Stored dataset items
□ □ □ □ □ □ □

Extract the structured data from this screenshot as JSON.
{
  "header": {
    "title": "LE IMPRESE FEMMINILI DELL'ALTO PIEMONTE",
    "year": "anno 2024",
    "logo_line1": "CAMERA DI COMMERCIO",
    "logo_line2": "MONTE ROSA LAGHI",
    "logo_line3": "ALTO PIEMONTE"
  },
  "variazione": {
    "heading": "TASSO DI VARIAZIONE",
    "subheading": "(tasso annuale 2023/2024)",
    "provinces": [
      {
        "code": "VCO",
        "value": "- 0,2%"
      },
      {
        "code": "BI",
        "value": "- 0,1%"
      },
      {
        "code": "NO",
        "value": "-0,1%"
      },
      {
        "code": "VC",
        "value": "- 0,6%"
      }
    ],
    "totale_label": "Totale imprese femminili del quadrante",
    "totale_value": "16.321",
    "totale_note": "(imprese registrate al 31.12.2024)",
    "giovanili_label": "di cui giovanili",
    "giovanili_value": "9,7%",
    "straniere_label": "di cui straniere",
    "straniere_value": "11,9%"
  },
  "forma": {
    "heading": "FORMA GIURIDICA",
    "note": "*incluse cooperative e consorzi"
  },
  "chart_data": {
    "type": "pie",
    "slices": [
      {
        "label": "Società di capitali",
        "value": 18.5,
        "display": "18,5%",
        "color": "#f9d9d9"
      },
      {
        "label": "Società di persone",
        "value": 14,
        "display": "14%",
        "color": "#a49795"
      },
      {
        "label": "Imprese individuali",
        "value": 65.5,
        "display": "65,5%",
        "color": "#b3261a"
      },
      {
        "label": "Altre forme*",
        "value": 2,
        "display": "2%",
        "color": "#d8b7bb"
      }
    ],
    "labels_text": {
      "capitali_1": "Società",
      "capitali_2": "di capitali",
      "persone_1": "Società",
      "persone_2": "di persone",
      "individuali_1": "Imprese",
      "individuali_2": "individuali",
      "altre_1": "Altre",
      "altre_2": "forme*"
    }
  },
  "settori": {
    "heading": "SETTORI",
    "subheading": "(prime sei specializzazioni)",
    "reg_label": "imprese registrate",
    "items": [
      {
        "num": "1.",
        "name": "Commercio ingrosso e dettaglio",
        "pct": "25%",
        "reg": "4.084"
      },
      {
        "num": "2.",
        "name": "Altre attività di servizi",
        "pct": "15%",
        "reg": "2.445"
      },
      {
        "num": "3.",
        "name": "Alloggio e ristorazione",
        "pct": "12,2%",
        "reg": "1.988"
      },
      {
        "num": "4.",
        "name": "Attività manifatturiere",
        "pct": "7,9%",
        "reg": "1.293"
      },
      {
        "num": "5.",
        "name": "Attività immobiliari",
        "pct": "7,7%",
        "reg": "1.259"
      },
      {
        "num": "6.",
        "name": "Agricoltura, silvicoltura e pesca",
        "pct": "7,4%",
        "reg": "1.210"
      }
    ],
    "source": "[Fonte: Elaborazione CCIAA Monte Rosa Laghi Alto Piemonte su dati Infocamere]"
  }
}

□ □ □ □ □ □ □

Short exercise: Retype every entry above, word for word.

Solution:
Extract the structured data from this screenshot as JSON.
{
  "header": {
    "title": "LE IMPRESE FEMMINILI DELL'ALTO PIEMONTE",
    "year": "anno 2024",
    "logo_line1": "CAMERA DI COMMERCIO",
    "logo_line2": "MONTE ROSA LAGHI",
    "logo_line3": "ALTO PIEMONTE"
  },
  "variazione": {
    "heading": "TASSO DI VARIAZIONE",
    "subheading": "(tasso annuale 2023/2024)",
    "provinces": [
      {
        "code": "VCO",
        "value": "- 0,2%"
      },
      {
        "code": "BI",
        "value": "- 0,1%"
      },
      {
        "code": "NO",
        "value": "-0,1%"
      },
      {
        "code": "VC",
        "value": "- 0,6%"
      }
    ],
    "totale_label": "Totale imprese femminili del quadrante",
    "totale_value": "16.321",
    "totale_note": "(imprese registrate al 31.12.2024)",
    "giovanili_label": "di cui giovanili",
    "giovanili_value": "9,7%",
    "straniere_label": "di cui straniere",
    "straniere_value": "11,9%"
  },
  "forma": {
    "heading": "FORMA GIURIDICA",
    "note": "*incluse cooperative e consorzi"
  },
  "chart_data": {
    "type": "pie",
    "slices": [
      {
        "label": "Società di capitali",
        "value": 18.5,
        "display": "18,5%",
        "color": "#f9d9d9"
      },
      {
        "label": "Società di persone",
        "value": 14,
        "display": "14%",
        "color": "#a49795"
      },
      {
        "label": "Imprese individuali",
        "value": 65.5,
        "display": "65,5%",
        "color": "#b3261a"
      },
      {
        "label": "Altre forme*",
        "value": 2,
        "display": "2%",
        "color": "#d8b7bb"
      }
    ],
    "labels_text": {
      "capitali_1": "Società",
      "capitali_2": "di capitali",
      "persone_1": "Società",
      "persone_2": "di persone",
      "individuali_1": "Imprese",
      "individuali_2": "individuali",
      "altre_1": "Altre",
      "altre_2": "forme*"
    }
  },
  "settori": {
    "heading": "SETTORI",
    "subheading": "(prime sei specializzazioni)",
    "reg_label": "imprese registrate",
    "items": [
      {
        "num": "1.",
        "name": "Commercio ingrosso e dettaglio",
        "pct": "25%",
        "reg": "4.084"
      },
      {
        "num": "2.",
        "name": "Altre attività di servizi",
        "pct": "15%",
        "reg": "2.445"
      },
      {
        "num": "3.",
        "name": "Alloggio e ristorazione",
        "pct": "12,2%",
        "reg": "1.988"
      },
      {
        "num": "4.",
        "name": "Attività manifatturiere",
        "pct": "7,9%",
        "reg": "1.293"
      },
      {
        "num": "5.",
        "name": "Attività immobiliari",
        "pct": "7,7%",
        "reg": "1.259"
      },
      {
        "num": "6.",
        "name": "Agricoltura, silvicoltura e pesca",
        "pct": "7,4%",
        "reg": "1.210"
      }
    ],
    "source": "[Fonte: Elaborazione CCIAA Monte Rosa Laghi Alto Piemonte su dati Infocamere]"
  }
}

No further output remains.